◆ Instructions to follow: Return each line of the listing below, unchanged, and omit the images.

#### Input rows ####

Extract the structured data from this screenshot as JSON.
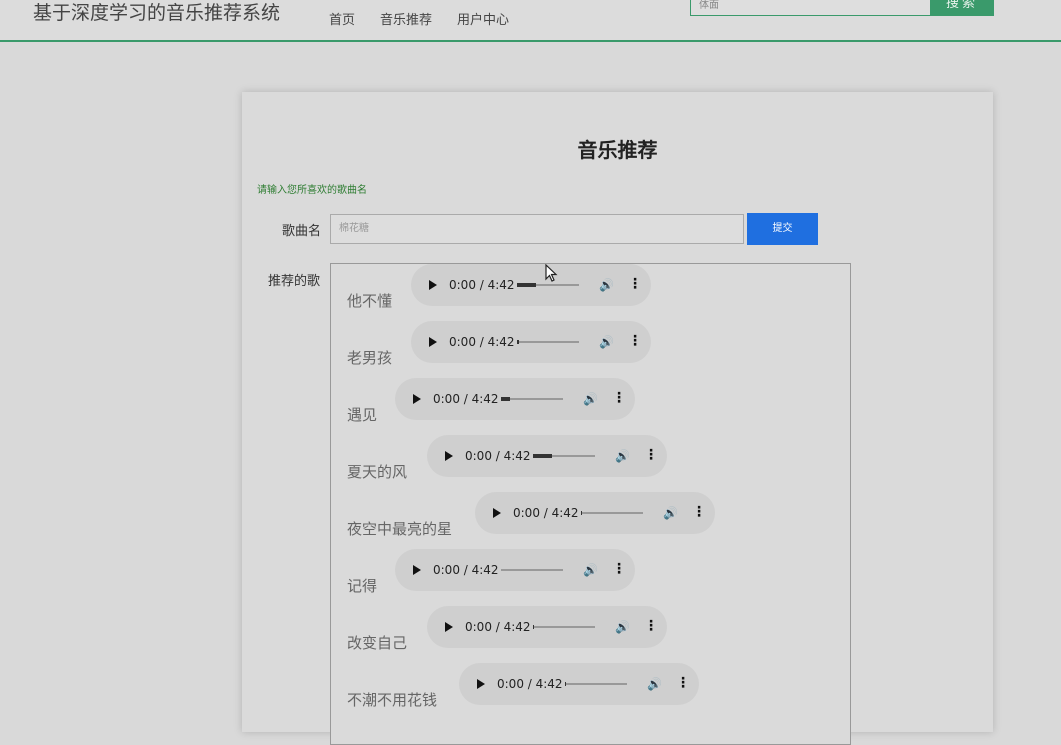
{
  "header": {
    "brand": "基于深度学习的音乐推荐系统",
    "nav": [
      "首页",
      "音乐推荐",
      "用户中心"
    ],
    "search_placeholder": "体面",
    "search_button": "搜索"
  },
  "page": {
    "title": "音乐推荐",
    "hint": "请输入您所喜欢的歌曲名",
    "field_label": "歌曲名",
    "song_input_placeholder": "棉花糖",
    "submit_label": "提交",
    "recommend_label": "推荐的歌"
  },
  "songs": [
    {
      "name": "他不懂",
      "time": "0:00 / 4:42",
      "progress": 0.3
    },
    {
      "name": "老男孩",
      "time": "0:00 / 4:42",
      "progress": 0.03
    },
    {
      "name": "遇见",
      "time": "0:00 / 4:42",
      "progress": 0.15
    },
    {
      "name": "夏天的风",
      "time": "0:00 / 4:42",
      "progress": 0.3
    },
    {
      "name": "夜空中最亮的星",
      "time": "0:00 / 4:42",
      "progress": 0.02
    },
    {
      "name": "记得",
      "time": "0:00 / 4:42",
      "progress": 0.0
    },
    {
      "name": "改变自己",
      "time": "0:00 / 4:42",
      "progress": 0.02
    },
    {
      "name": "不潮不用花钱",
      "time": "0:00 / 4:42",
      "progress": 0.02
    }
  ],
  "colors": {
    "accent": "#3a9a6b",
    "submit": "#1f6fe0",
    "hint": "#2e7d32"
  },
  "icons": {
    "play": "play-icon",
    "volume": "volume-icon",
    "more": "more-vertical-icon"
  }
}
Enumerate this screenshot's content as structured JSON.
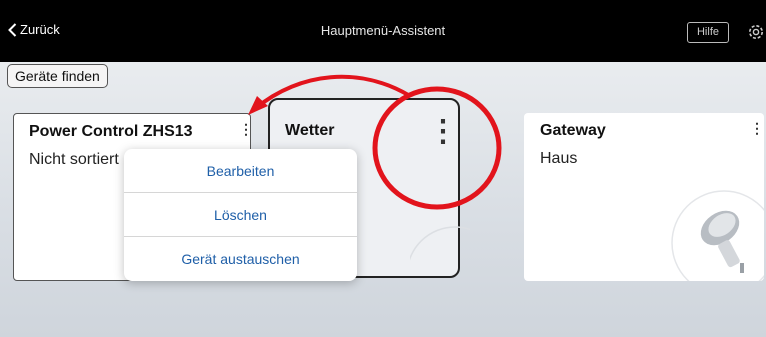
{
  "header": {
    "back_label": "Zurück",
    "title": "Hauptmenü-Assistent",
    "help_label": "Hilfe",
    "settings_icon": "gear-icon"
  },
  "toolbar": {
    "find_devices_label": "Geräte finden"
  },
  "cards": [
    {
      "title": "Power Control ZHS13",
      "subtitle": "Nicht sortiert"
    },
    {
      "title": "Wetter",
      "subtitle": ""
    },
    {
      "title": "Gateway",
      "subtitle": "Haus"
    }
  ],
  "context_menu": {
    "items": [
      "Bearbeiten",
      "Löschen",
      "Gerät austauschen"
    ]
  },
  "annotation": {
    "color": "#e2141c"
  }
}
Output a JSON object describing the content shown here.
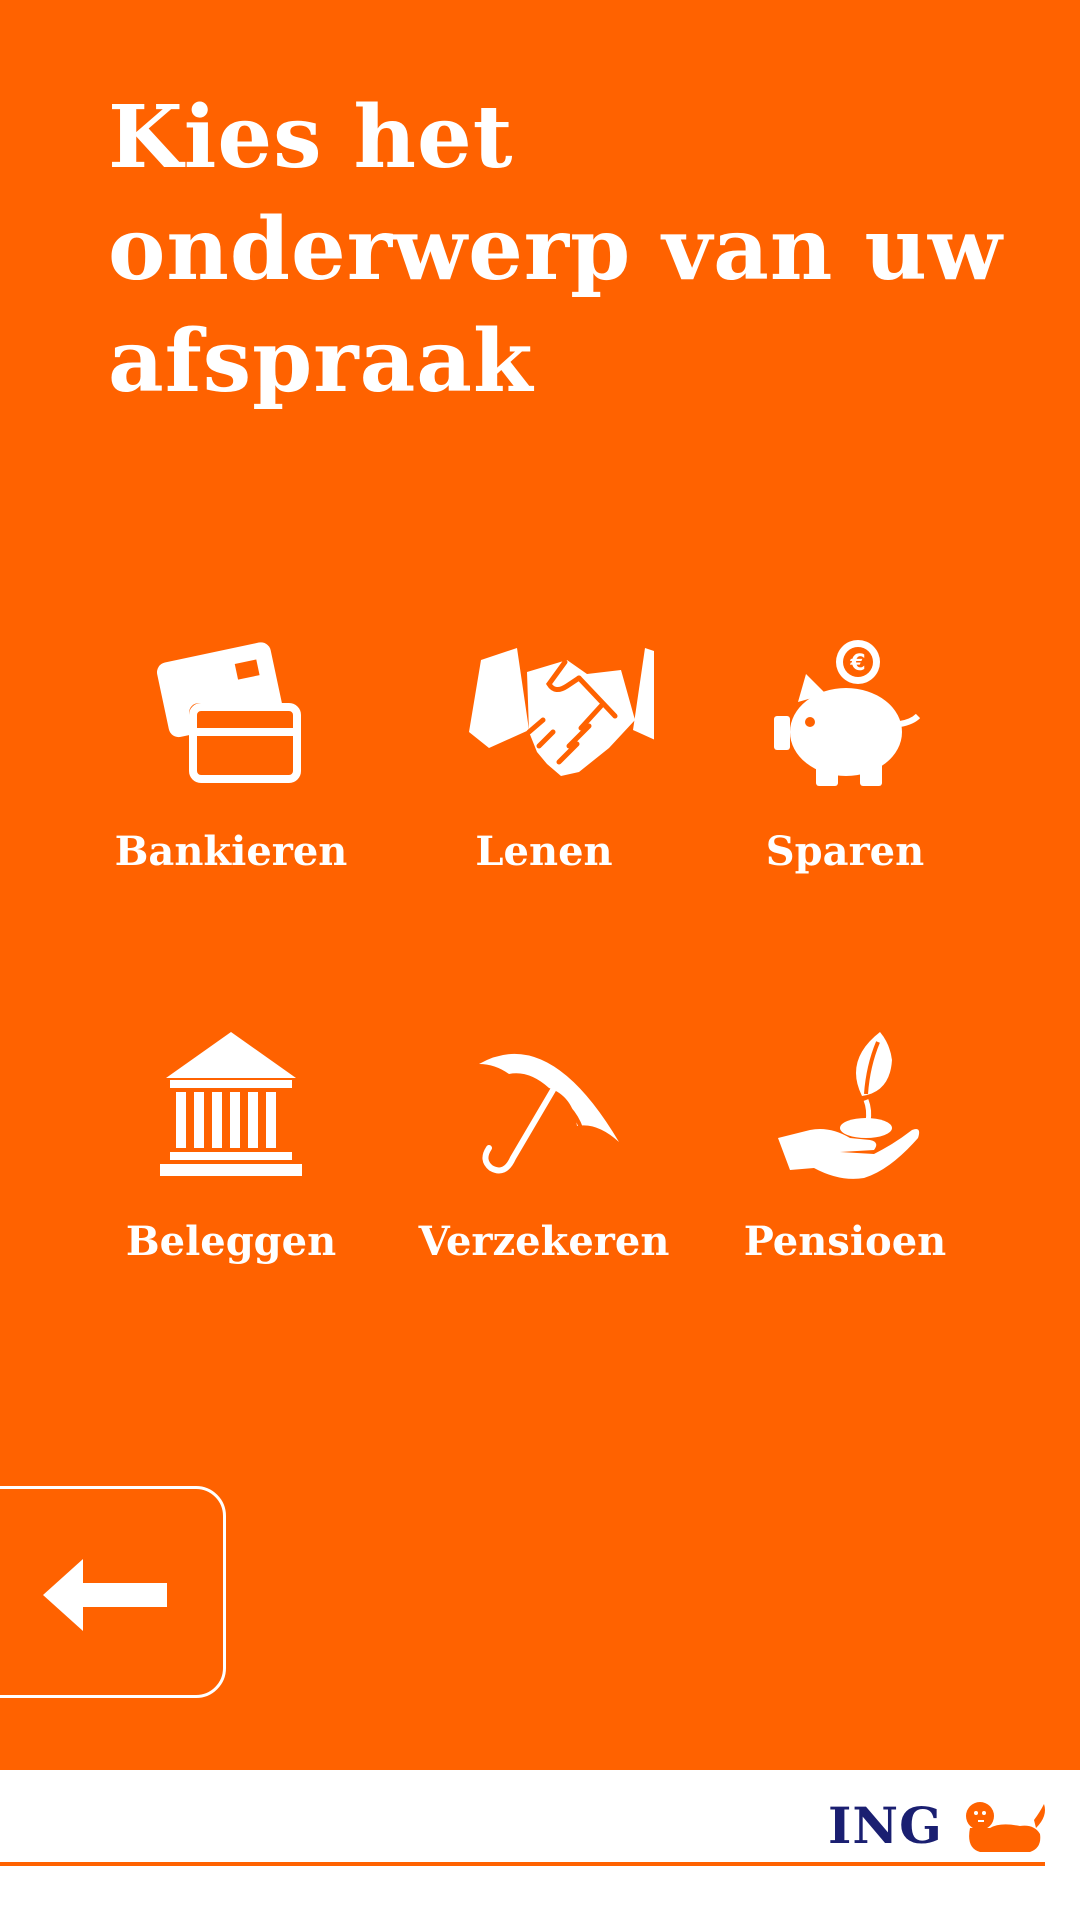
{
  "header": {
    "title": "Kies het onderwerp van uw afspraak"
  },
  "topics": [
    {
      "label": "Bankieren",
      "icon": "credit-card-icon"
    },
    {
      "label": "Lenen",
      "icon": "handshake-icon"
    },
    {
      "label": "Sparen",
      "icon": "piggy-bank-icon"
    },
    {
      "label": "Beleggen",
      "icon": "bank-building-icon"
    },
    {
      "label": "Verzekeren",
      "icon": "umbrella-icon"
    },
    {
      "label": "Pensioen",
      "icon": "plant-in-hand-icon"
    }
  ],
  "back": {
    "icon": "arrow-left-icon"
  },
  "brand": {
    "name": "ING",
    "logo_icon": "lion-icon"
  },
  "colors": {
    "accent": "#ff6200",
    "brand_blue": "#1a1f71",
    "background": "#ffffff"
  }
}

####

◆ Solution to this exercise:
Extract the structured data from this screenshot as JSON.
{
  "header": {
    "brand": "基于深度学习的音乐推荐系统",
    "nav": [
      "首页",
      "音乐推荐",
      "用户中心"
    ],
    "search_placeholder": "体面",
    "search_button": "搜索"
  },
  "page": {
    "title": "音乐推荐",
    "hint": "请输入您所喜欢的歌曲名",
    "field_label": "歌曲名",
    "song_input_placeholder": "棉花糖",
    "submit_label": "提交",
    "recommend_label": "推荐的歌"
  },
  "songs": [
    {
      "name": "他不懂",
      "time": "0:00 / 4:42",
      "progress": 0.3
    },
    {
      "name": "老男孩",
      "time": "0:00 / 4:42",
      "progress": 0.03
    },
    {
      "name": "遇见",
      "time": "0:00 / 4:42",
      "progress": 0.15
    },
    {
      "name": "夏天的风",
      "time": "0:00 / 4:42",
      "progress": 0.3
    },
    {
      "name": "夜空中最亮的星",
      "time": "0:00 / 4:42",
      "progress": 0.02
    },
    {
      "name": "记得",
      "time": "0:00 / 4:42",
      "progress": 0.0
    },
    {
      "name": "改变自己",
      "time": "0:00 / 4:42",
      "progress": 0.02
    },
    {
      "name": "不潮不用花钱",
      "time": "0:00 / 4:42",
      "progress": 0.02
    }
  ],
  "colors": {
    "accent": "#3a9a6b",
    "submit": "#1f6fe0",
    "hint": "#2e7d32"
  },
  "icons": {
    "play": "play-icon",
    "volume": "volume-icon",
    "more": "more-vertical-icon"
  }
}
Enumerate this screenshot's content as structured JSON.
{
  "header": {
    "back_label": "Zurück",
    "title": "Hauptmenü-Assistent",
    "help_label": "Hilfe",
    "settings_icon": "gear-icon"
  },
  "toolbar": {
    "find_devices_label": "Geräte finden"
  },
  "cards": [
    {
      "title": "Power Control ZHS13",
      "subtitle": "Nicht sortiert"
    },
    {
      "title": "Wetter",
      "subtitle": ""
    },
    {
      "title": "Gateway",
      "subtitle": "Haus"
    }
  ],
  "context_menu": {
    "items": [
      "Bearbeiten",
      "Löschen",
      "Gerät austauschen"
    ]
  },
  "annotation": {
    "color": "#e2141c"
  }
}
Output a JSON object describing the content shown here.
{
  "header": {
    "title": "Kies het onderwerp van uw afspraak"
  },
  "topics": [
    {
      "label": "Bankieren",
      "icon": "credit-card-icon"
    },
    {
      "label": "Lenen",
      "icon": "handshake-icon"
    },
    {
      "label": "Sparen",
      "icon": "piggy-bank-icon"
    },
    {
      "label": "Beleggen",
      "icon": "bank-building-icon"
    },
    {
      "label": "Verzekeren",
      "icon": "umbrella-icon"
    },
    {
      "label": "Pensioen",
      "icon": "plant-in-hand-icon"
    }
  ],
  "back": {
    "icon": "arrow-left-icon"
  },
  "brand": {
    "name": "ING",
    "logo_icon": "lion-icon"
  },
  "colors": {
    "accent": "#ff6200",
    "brand_blue": "#1a1f71",
    "background": "#ffffff"
  }
}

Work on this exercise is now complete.